=== DATA PROVIDED ===
-------

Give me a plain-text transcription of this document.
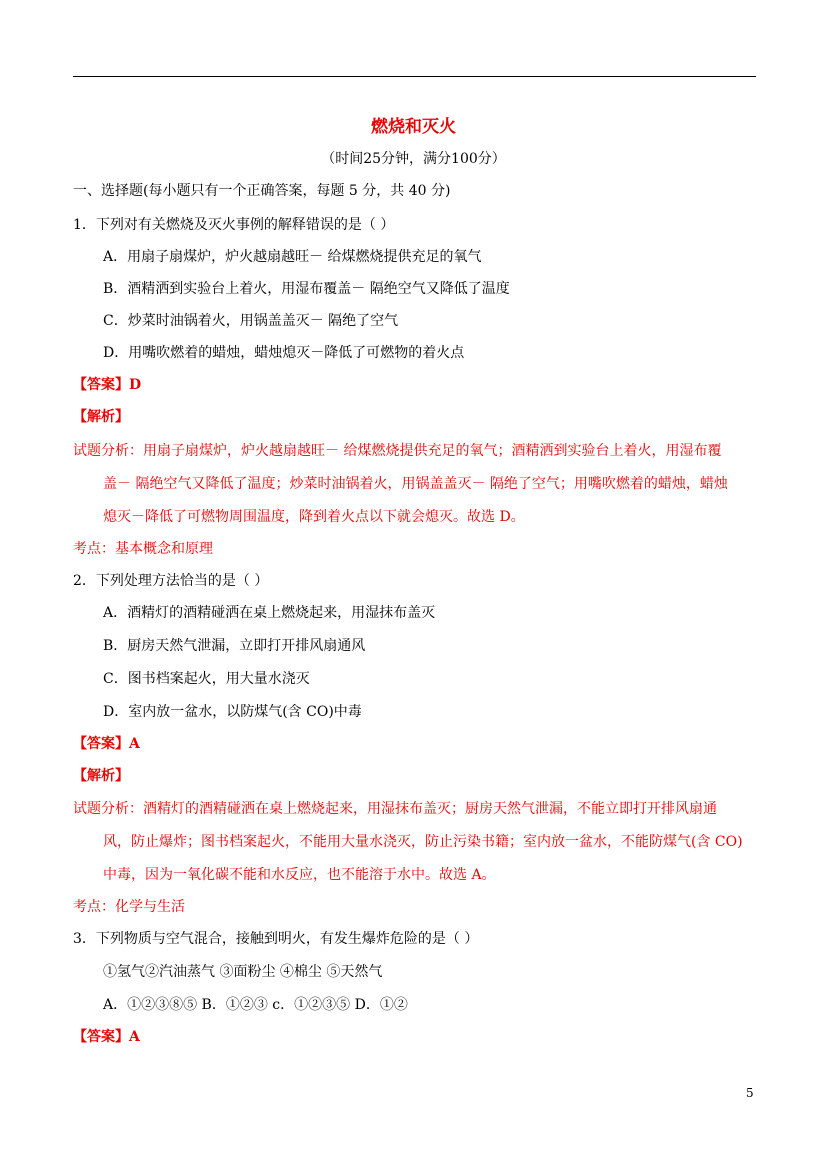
燃烧和灭火
（时间25分钟，满分100分）
一、选择题(每小题只有一个正确答案，每题 5 分，共 40 分)
1．下列对有关燃烧及灭火事例的解释错误的是（ ）
A．用扇子扇煤炉，炉火越扇越旺－ 给煤燃烧提供充足的氧气
B．酒精洒到实验台上着火，用湿布覆盖－ 隔绝空气又降低了温度
C．炒菜时油锅着火，用锅盖盖灭－ 隔绝了空气
D．用嘴吹燃着的蜡烛，蜡烛熄灭－降低了可燃物的着火点
【答案】D
【解析】
试题分析：用扇子扇煤炉，炉火越扇越旺－ 给煤燃烧提供充足的氧气；酒精洒到实验台上着火，用湿布覆
盖－ 隔绝空气又降低了温度；炒菜时油锅着火，用锅盖盖灭－ 隔绝了空气；用嘴吹燃着的蜡烛，蜡烛
熄灭－降低了可燃物周围温度，降到着火点以下就会熄灭。故选 D。
考点：基本概念和原理
2．下列处理方法恰当的是（ ）
A．酒精灯的酒精碰洒在桌上燃烧起来，用湿抹布盖灭
B．厨房天然气泄漏，立即打开排风扇通风
C．图书档案起火，用大量水浇灭
D．室内放一盆水，以防煤气(含 CO)中毒
【答案】A
【解析】
试题分析：酒精灯的酒精碰洒在桌上燃烧起来，用湿抹布盖灭；厨房天然气泄漏，不能立即打开排风扇通
风，防止爆炸；图书档案起火，不能用大量水浇灭，防止污染书籍；室内放一盆水，不能防煤气(含 CO)
中毒，因为一氧化碳不能和水反应，也不能溶于水中。故选 A。
考点：化学与生活
3．下列物质与空气混合，接触到明火，有发生爆炸危险的是（ ）
①氢气②汽油蒸气 ③面粉尘 ④棉尘 ⑤天然气
A．①②③⑧⑤ B．①②③ c．①②③⑤ D．①②
【答案】A
5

-------

=== EXERCISE ===
Repeat the records above exactly, leaving out any pictures they contain.

=== EXERCISE OUTPUT ===
Give me a plain-text transcription of this document.
燃烧和灭火
（时间25分钟，满分100分）
一、选择题(每小题只有一个正确答案，每题 5 分，共 40 分)
1．下列对有关燃烧及灭火事例的解释错误的是（ ）
A．用扇子扇煤炉，炉火越扇越旺－ 给煤燃烧提供充足的氧气
B．酒精洒到实验台上着火，用湿布覆盖－ 隔绝空气又降低了温度
C．炒菜时油锅着火，用锅盖盖灭－ 隔绝了空气
D．用嘴吹燃着的蜡烛，蜡烛熄灭－降低了可燃物的着火点
【答案】D
【解析】
试题分析：用扇子扇煤炉，炉火越扇越旺－ 给煤燃烧提供充足的氧气；酒精洒到实验台上着火，用湿布覆
盖－ 隔绝空气又降低了温度；炒菜时油锅着火，用锅盖盖灭－ 隔绝了空气；用嘴吹燃着的蜡烛，蜡烛
熄灭－降低了可燃物周围温度，降到着火点以下就会熄灭。故选 D。
考点：基本概念和原理
2．下列处理方法恰当的是（ ）
A．酒精灯的酒精碰洒在桌上燃烧起来，用湿抹布盖灭
B．厨房天然气泄漏，立即打开排风扇通风
C．图书档案起火，用大量水浇灭
D．室内放一盆水，以防煤气(含 CO)中毒
【答案】A
【解析】
试题分析：酒精灯的酒精碰洒在桌上燃烧起来，用湿抹布盖灭；厨房天然气泄漏，不能立即打开排风扇通
风，防止爆炸；图书档案起火，不能用大量水浇灭，防止污染书籍；室内放一盆水，不能防煤气(含 CO)
中毒，因为一氧化碳不能和水反应，也不能溶于水中。故选 A。
考点：化学与生活
3．下列物质与空气混合，接触到明火，有发生爆炸危险的是（ ）
①氢气②汽油蒸气 ③面粉尘 ④棉尘 ⑤天然气
A．①②③⑧⑤ B．①②③ c．①②③⑤ D．①②
【答案】A
5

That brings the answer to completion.